╭──

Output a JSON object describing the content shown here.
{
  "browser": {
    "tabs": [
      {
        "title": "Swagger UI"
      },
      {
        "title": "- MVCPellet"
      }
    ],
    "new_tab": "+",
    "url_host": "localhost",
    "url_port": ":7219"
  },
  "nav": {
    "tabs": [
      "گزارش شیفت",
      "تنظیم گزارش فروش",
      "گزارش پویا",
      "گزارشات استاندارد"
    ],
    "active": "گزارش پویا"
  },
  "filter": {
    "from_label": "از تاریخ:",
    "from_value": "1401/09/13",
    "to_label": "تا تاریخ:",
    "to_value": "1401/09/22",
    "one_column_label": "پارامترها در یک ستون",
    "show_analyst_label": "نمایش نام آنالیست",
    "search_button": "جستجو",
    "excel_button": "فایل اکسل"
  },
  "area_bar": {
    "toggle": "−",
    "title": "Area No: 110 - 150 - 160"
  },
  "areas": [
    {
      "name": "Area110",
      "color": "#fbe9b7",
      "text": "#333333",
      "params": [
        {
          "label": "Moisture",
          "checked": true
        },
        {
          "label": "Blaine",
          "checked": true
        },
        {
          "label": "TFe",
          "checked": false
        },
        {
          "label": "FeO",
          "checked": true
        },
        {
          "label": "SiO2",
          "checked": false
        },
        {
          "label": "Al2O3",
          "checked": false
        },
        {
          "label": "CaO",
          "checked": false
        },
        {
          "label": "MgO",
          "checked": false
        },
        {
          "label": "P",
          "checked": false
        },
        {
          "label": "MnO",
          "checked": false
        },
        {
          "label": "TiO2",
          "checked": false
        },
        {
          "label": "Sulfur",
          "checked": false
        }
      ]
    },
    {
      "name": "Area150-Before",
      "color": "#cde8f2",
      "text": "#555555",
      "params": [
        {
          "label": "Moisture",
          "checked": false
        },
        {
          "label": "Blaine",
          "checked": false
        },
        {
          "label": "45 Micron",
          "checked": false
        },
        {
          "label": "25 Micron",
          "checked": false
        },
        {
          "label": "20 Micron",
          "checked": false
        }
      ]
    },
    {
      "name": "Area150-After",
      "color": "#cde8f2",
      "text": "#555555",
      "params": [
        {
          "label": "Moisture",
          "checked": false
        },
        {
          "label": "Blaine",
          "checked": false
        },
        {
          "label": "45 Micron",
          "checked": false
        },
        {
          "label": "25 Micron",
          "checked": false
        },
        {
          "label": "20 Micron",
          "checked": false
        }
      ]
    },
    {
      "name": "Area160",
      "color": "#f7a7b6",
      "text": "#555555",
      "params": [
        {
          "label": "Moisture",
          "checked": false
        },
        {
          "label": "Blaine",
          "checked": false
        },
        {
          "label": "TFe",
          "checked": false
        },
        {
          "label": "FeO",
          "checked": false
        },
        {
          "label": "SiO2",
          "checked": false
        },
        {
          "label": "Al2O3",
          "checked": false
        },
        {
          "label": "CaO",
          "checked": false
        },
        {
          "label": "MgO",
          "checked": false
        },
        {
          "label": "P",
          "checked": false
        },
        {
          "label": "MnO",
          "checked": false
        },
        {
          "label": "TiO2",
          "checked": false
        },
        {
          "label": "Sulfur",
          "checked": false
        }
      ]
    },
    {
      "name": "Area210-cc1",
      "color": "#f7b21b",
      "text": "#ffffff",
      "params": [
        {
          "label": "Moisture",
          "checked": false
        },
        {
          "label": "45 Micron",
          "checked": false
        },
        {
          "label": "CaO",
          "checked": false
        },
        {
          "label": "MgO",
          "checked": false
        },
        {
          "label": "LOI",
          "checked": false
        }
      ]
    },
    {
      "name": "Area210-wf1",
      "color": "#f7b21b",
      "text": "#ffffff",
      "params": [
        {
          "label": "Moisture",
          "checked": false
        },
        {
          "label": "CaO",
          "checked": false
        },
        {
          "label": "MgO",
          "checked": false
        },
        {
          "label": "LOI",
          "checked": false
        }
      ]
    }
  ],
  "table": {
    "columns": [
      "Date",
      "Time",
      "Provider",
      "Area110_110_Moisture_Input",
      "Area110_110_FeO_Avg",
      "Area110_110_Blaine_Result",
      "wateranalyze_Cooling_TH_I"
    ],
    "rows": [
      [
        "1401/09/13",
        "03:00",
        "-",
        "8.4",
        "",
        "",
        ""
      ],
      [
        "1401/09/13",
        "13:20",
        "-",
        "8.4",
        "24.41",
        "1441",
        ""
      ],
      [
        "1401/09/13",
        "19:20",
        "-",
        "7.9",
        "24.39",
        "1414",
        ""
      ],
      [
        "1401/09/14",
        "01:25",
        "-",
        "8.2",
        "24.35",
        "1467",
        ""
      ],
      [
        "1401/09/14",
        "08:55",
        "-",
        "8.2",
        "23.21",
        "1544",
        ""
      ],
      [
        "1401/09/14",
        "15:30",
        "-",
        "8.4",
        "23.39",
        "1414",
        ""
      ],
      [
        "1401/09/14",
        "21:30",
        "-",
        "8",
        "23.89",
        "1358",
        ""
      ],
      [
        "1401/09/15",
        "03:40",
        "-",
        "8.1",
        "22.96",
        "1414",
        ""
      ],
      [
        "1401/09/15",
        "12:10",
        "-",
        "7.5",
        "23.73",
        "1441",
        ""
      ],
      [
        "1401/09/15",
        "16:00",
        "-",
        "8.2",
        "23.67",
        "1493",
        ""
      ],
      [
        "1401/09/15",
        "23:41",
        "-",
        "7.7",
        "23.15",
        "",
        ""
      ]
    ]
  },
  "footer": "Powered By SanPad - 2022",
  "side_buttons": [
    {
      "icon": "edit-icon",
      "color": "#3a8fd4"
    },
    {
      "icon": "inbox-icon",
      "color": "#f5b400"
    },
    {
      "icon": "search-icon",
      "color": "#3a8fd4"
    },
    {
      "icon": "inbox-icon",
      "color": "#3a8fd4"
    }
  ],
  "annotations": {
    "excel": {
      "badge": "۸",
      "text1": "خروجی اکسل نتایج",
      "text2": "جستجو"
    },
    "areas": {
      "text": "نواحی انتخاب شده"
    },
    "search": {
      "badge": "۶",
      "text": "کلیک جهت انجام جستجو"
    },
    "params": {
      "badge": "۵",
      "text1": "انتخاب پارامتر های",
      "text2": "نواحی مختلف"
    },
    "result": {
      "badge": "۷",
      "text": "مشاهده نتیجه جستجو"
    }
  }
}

╰──

### [PROBLEM DESCRIPTION]
Show each line of the data that contains the string "نواحی".

### [TASK OUTPUT]
      "text": "نواحی انتخاب شده"
      "text2": "نواحی مختلف"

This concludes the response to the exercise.